Task details: Return all of the data exactly as written, without the pictures.

** BEGIN Data section **

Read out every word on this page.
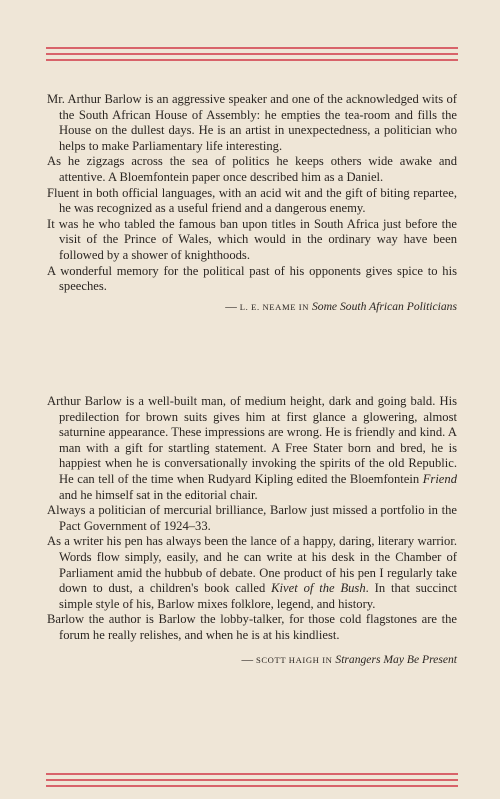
Mr. Arthur Barlow is an aggressive speaker and one of the acknowledged wits of the South African House of Assembly: he empties the tea-room and fills the House on the dullest days. He is an artist in unexpectedness, a politician who helps to make Parliamentary life interesting.

As he zigzags across the sea of politics he keeps others wide awake and attentive. A Bloemfontein paper once described him as a Daniel.

Fluent in both official languages, with an acid wit and the gift of biting repartee, he was recognized as a useful friend and a dangerous enemy.

It was he who tabled the famous ban upon titles in South Africa just before the visit of the Prince of Wales, which would in the ordinary way have been followed by a shower of knighthoods.

A wonderful memory for the political past of his opponents gives spice to his speeches.

— L. E. NEAME IN Some South African Politicians

Arthur Barlow is a well-built man, of medium height, dark and going bald. His predilection for brown suits gives him at first glance a glowering, almost saturnine appearance. These impressions are wrong. He is friendly and kind. A man with a gift for startling statement. A Free Stater born and bred, he is happiest when he is conversationally invoking the spirits of the old Republic. He can tell of the time when Rudyard Kipling edited the Bloemfontein Friend and he himself sat in the editorial chair.

Always a politician of mercurial brilliance, Barlow just missed a portfolio in the Pact Government of 1924–33.

As a writer his pen has always been the lance of a happy, daring, literary warrior. Words flow simply, easily, and he can write at his desk in the Chamber of Parliament amid the hubbub of debate. One product of his pen I regularly take down to dust, a children's book called Kivet of the Bush. In that succinct simple style of his, Barlow mixes folklore, legend, and history.

Barlow the author is Barlow the lobby-talker, for those cold flagstones are the forum he really relishes, and when he is at his kindliest.

— SCOTT HAIGH IN Strangers May Be Present
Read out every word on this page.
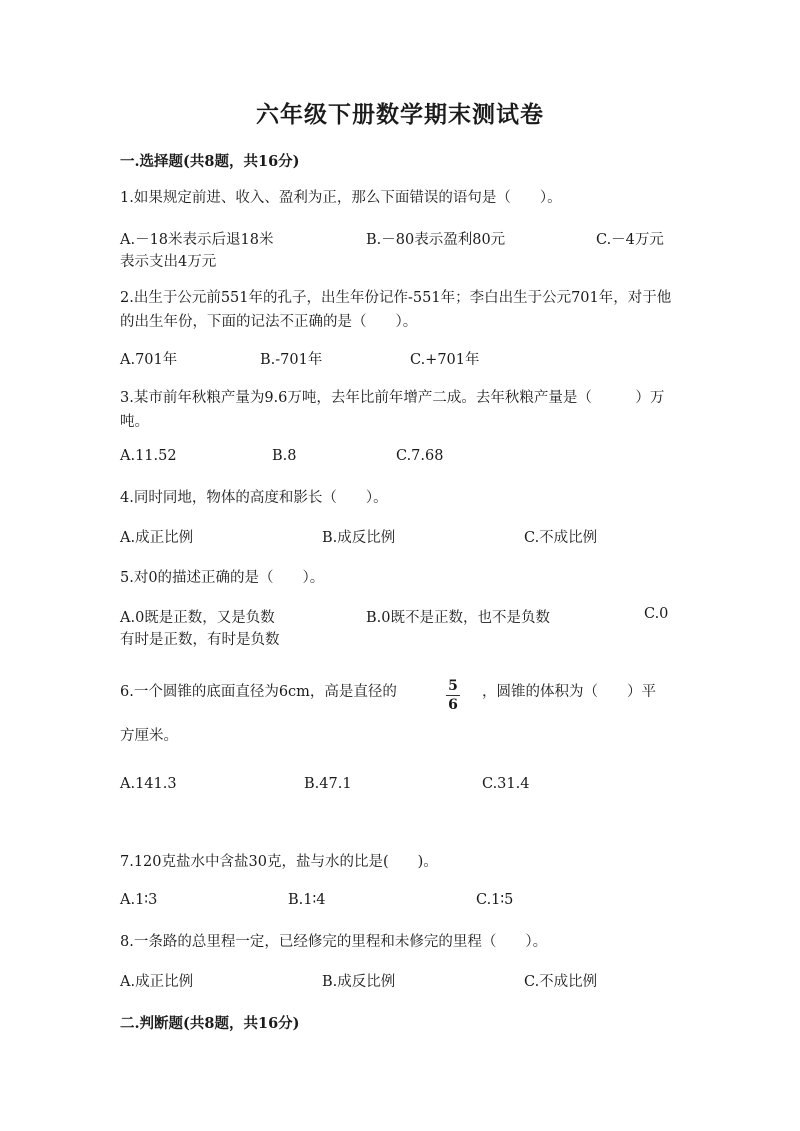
六年级下册数学期末测试卷
一.选择题(共8题，共16分)
1.如果规定前进、收入、盈利为正，那么下面错误的语句是（　　）。
A.－18米表示后退18米	B.－80表示盈利80元	C.－4万元
表示支出4万元
2.出生于公元前551年的孔子，出生年份记作-551年；李白出生于公元701年，对于他的出生年份，下面的记法不正确的是（　　）。
A.701年	B.-701年	C.+701年
3.某市前年秋粮产量为9.6万吨，去年比前年增产二成。去年秋粮产量是（　　　）万吨。
A.11.52	B.8	C.7.68
4.同时同地，物体的高度和影长（　　）。
A.成正比例	B.成反比例	C.不成比例
5.对0的描述正确的是（　　）。
A.0既是正数，又是负数	B.0既不是正数，也不是负数	C.0
有时是正数，有时是负数
6.一个圆锥的底面直径为6cm，高是直径的	5
6
，圆锥的体积为（　　）平
方厘米。
A.141.3	B.47.1	C.31.4
7.120克盐水中含盐30克，盐与水的比是(　　)。
A.1∶3	B.1∶4	C.1∶5
8.一条路的总里程一定，已经修完的里程和未修完的里程（　　）。
A.成正比例	B.成反比例	C.不成比例
二.判断题(共8题，共16分)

** END Data section **

Output for this exercise:
Read out every word on this page.
Mr. Arthur Barlow is an aggressive speaker and one of the acknowledged wits of the South African House of Assembly: he empties the tea-room and fills the House on the dullest days. He is an artist in unexpectedness, a politician who helps to make Parliamentary life interesting.

As he zigzags across the sea of politics he keeps others wide awake and attentive. A Bloemfontein paper once described him as a Daniel.

Fluent in both official languages, with an acid wit and the gift of biting repartee, he was recognized as a useful friend and a dangerous enemy.

It was he who tabled the famous ban upon titles in South Africa just before the visit of the Prince of Wales, which would in the ordinary way have been followed by a shower of knighthoods.

A wonderful memory for the political past of his opponents gives spice to his speeches.

— L. E. NEAME IN Some South African Politicians

Arthur Barlow is a well-built man, of medium height, dark and going bald. His predilection for brown suits gives him at first glance a glowering, almost saturnine appearance. These impressions are wrong. He is friendly and kind. A man with a gift for startling statement. A Free Stater born and bred, he is happiest when he is conversationally invoking the spirits of the old Republic. He can tell of the time when Rudyard Kipling edited the Bloemfontein Friend and he himself sat in the editorial chair.

Always a politician of mercurial brilliance, Barlow just missed a portfolio in the Pact Government of 1924–33.

As a writer his pen has always been the lance of a happy, daring, literary warrior. Words flow simply, easily, and he can write at his desk in the Chamber of Parliament amid the hubbub of debate. One product of his pen I regularly take down to dust, a children's book called Kivet of the Bush. In that succinct simple style of his, Barlow mixes folklore, legend, and history.

Barlow the author is Barlow the lobby-talker, for those cold flagstones are the forum he really relishes, and when he is at his kindliest.

— SCOTT HAIGH IN Strangers May Be Present
Read out every word on this page.
六年级下册数学期末测试卷
一.选择题(共8题，共16分)
1.如果规定前进、收入、盈利为正，那么下面错误的语句是（　　）。
A.－18米表示后退18米	B.－80表示盈利80元	C.－4万元
表示支出4万元
2.出生于公元前551年的孔子，出生年份记作-551年；李白出生于公元701年，对于他的出生年份，下面的记法不正确的是（　　）。
A.701年	B.-701年	C.+701年
3.某市前年秋粮产量为9.6万吨，去年比前年增产二成。去年秋粮产量是（　　　）万吨。
A.11.52	B.8	C.7.68
4.同时同地，物体的高度和影长（　　）。
A.成正比例	B.成反比例	C.不成比例
5.对0的描述正确的是（　　）。
A.0既是正数，又是负数	B.0既不是正数，也不是负数	C.0
有时是正数，有时是负数
6.一个圆锥的底面直径为6cm，高是直径的	5
6
，圆锥的体积为（　　）平
方厘米。
A.141.3	B.47.1	C.31.4
7.120克盐水中含盐30克，盐与水的比是(　　)。
A.1∶3	B.1∶4	C.1∶5
8.一条路的总里程一定，已经修完的里程和未修完的里程（　　）。
A.成正比例	B.成反比例	C.不成比例
二.判断题(共8题，共16分)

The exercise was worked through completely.